What the exercise asks —
Return the entries verbatim and drop every picture.
+===+
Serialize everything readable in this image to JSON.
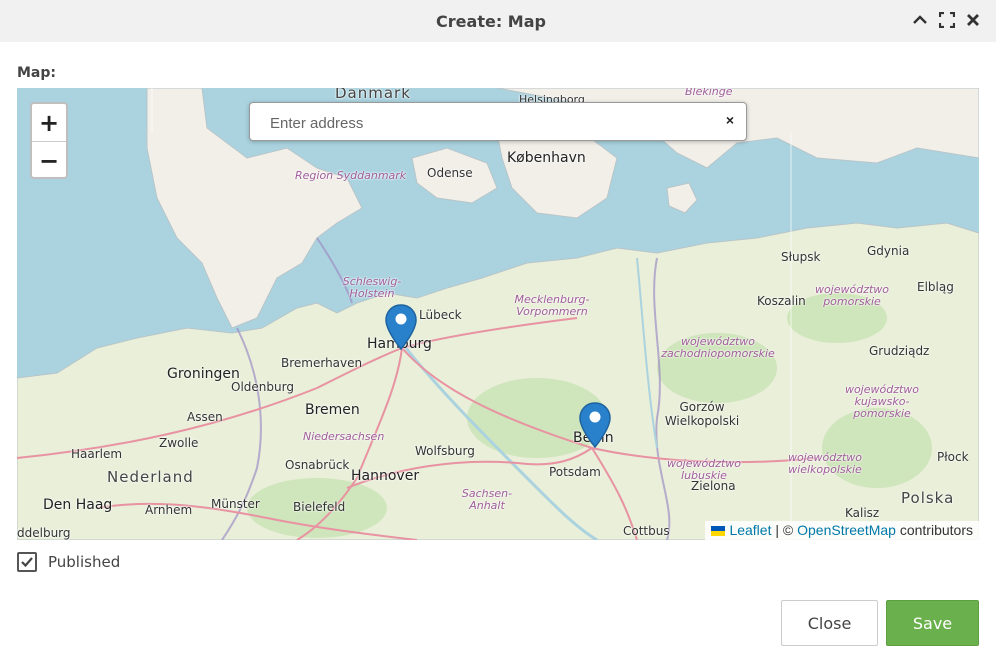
{
  "dialog": {
    "title": "Create: Map"
  },
  "field": {
    "label": "Map:"
  },
  "search": {
    "placeholder": "Enter address",
    "value": "",
    "clear_label": "×"
  },
  "zoom": {
    "in_label": "+",
    "out_label": "−"
  },
  "places": {
    "danmark": "Danmark",
    "helsingborg": "Helsingborg",
    "blekinge": "Blekinge",
    "kobenhavn": "København",
    "odense": "Odense",
    "syddanmark": "Region Syddanmark",
    "slupsk": "Słupsk",
    "gdynia": "Gdynia",
    "schleswig": "Schleswig-Holstein",
    "lubeck": "Lübeck",
    "mecklenburg": "Mecklenburg-Vorpommern",
    "koszalin": "Koszalin",
    "pomorskie": "województwo pomorskie",
    "elblag": "Elbląg",
    "hamburg": "Hamburg",
    "bremerhaven": "Bremerhaven",
    "zachodniopomorskie": "województwo zachodniopomorskie",
    "grudziadz": "Grudziądz",
    "groningen": "Groningen",
    "oldenburg": "Oldenburg",
    "bremen": "Bremen",
    "assen": "Assen",
    "kujawsko": "województwo kujawsko-pomorskie",
    "gorzow": "Gorzów Wielkopolski",
    "niedersachsen": "Niedersachsen",
    "zwolle": "Zwolle",
    "wolfsburg": "Wolfsburg",
    "berlin": "Berlin",
    "haarlem": "Haarlem",
    "nederland": "Nederland",
    "osnabruck": "Osnabrück",
    "hannover": "Hannover",
    "potsdam": "Potsdam",
    "lubuskie": "województwo lubuskie",
    "wielkopolskie": "województwo wielkopolskie",
    "plock": "Płock",
    "sachsen_anhalt": "Sachsen-Anhalt",
    "denhaag": "Den Haag",
    "arnhem": "Arnhem",
    "munster": "Münster",
    "bielefeld": "Bielefeld",
    "zielona": "Zielona",
    "kalisz": "Kalisz",
    "polska": "Polska",
    "cottbus": "Cottbus",
    "riddelburg": "ddelburg"
  },
  "attribution": {
    "leaflet": "Leaflet",
    "separator": " | © ",
    "osm": "OpenStreetMap",
    "contributors": " contributors"
  },
  "published": {
    "label": "Published",
    "checked": true
  },
  "buttons": {
    "close": "Close",
    "save": "Save"
  },
  "colors": {
    "save": "#6ab04c",
    "marker": "#2a81cb",
    "water": "#aad3df",
    "land": "#f2efe9",
    "link": "#0078a8"
  }
}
+===+
The reply —
Serialize everything readable in this image to JSON.
{
  "dialog": {
    "title": "Create: Map"
  },
  "field": {
    "label": "Map:"
  },
  "search": {
    "placeholder": "Enter address",
    "value": "",
    "clear_label": "×"
  },
  "zoom": {
    "in_label": "+",
    "out_label": "−"
  },
  "places": {
    "danmark": "Danmark",
    "helsingborg": "Helsingborg",
    "blekinge": "Blekinge",
    "kobenhavn": "København",
    "odense": "Odense",
    "syddanmark": "Region Syddanmark",
    "slupsk": "Słupsk",
    "gdynia": "Gdynia",
    "schleswig": "Schleswig-Holstein",
    "lubeck": "Lübeck",
    "mecklenburg": "Mecklenburg-Vorpommern",
    "koszalin": "Koszalin",
    "pomorskie": "województwo pomorskie",
    "elblag": "Elbląg",
    "hamburg": "Hamburg",
    "bremerhaven": "Bremerhaven",
    "zachodniopomorskie": "województwo zachodniopomorskie",
    "grudziadz": "Grudziądz",
    "groningen": "Groningen",
    "oldenburg": "Oldenburg",
    "bremen": "Bremen",
    "assen": "Assen",
    "kujawsko": "województwo kujawsko-pomorskie",
    "gorzow": "Gorzów Wielkopolski",
    "niedersachsen": "Niedersachsen",
    "zwolle": "Zwolle",
    "wolfsburg": "Wolfsburg",
    "berlin": "Berlin",
    "haarlem": "Haarlem",
    "nederland": "Nederland",
    "osnabruck": "Osnabrück",
    "hannover": "Hannover",
    "potsdam": "Potsdam",
    "lubuskie": "województwo lubuskie",
    "wielkopolskie": "województwo wielkopolskie",
    "plock": "Płock",
    "sachsen_anhalt": "Sachsen-Anhalt",
    "denhaag": "Den Haag",
    "arnhem": "Arnhem",
    "munster": "Münster",
    "bielefeld": "Bielefeld",
    "zielona": "Zielona",
    "kalisz": "Kalisz",
    "polska": "Polska",
    "cottbus": "Cottbus",
    "riddelburg": "ddelburg"
  },
  "attribution": {
    "leaflet": "Leaflet",
    "separator": " | © ",
    "osm": "OpenStreetMap",
    "contributors": " contributors"
  },
  "published": {
    "label": "Published",
    "checked": true
  },
  "buttons": {
    "close": "Close",
    "save": "Save"
  },
  "colors": {
    "save": "#6ab04c",
    "marker": "#2a81cb",
    "water": "#aad3df",
    "land": "#f2efe9",
    "link": "#0078a8"
  }
}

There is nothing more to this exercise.